§ **Goal**
Only a number is wanted: how many lines in these records contain the word "pour"?

[Dataset items]

start

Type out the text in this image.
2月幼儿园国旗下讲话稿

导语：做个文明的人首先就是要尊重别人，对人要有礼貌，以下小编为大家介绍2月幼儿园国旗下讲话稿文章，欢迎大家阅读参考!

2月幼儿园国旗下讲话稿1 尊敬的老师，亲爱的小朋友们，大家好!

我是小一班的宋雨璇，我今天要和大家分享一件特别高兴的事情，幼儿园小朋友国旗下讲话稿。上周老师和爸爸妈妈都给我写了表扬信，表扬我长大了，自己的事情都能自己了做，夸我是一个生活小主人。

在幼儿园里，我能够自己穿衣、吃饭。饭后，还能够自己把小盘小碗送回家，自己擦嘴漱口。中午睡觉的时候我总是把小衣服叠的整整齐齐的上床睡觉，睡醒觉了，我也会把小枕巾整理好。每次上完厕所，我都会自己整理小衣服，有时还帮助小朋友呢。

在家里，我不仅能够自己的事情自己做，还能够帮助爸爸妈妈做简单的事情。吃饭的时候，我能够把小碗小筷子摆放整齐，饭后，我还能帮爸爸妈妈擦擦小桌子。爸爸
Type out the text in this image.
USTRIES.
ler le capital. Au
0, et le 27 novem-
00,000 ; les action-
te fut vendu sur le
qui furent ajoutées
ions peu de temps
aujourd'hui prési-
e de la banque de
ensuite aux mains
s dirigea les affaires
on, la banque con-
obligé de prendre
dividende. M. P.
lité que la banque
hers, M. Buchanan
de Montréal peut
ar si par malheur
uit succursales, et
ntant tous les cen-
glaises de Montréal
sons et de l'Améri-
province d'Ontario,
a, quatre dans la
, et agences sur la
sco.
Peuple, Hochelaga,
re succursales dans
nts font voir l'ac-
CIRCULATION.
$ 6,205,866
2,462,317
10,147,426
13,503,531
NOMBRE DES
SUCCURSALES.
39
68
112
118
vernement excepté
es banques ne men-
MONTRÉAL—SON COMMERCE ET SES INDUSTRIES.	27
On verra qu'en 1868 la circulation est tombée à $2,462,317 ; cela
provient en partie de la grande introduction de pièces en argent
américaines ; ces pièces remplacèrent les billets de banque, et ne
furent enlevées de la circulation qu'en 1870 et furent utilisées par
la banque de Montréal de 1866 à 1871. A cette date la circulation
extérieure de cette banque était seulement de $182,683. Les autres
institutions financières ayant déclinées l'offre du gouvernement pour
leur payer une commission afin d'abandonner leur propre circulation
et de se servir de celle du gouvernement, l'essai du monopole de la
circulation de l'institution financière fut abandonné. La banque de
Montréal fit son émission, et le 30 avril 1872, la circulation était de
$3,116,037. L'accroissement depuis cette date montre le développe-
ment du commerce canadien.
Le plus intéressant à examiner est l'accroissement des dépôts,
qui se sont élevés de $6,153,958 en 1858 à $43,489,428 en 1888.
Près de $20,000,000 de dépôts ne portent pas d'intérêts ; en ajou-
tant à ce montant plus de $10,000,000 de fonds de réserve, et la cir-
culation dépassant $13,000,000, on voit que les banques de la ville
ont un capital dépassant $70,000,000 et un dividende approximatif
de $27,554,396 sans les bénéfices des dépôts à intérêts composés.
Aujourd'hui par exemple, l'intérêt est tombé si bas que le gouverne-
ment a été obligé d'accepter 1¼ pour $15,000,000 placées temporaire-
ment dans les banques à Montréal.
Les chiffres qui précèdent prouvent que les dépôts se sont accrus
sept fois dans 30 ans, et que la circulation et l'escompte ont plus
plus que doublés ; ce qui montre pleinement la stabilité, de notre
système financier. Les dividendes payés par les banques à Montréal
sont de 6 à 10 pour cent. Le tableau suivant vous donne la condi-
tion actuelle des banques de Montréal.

end

§ **Result of this exercise**
3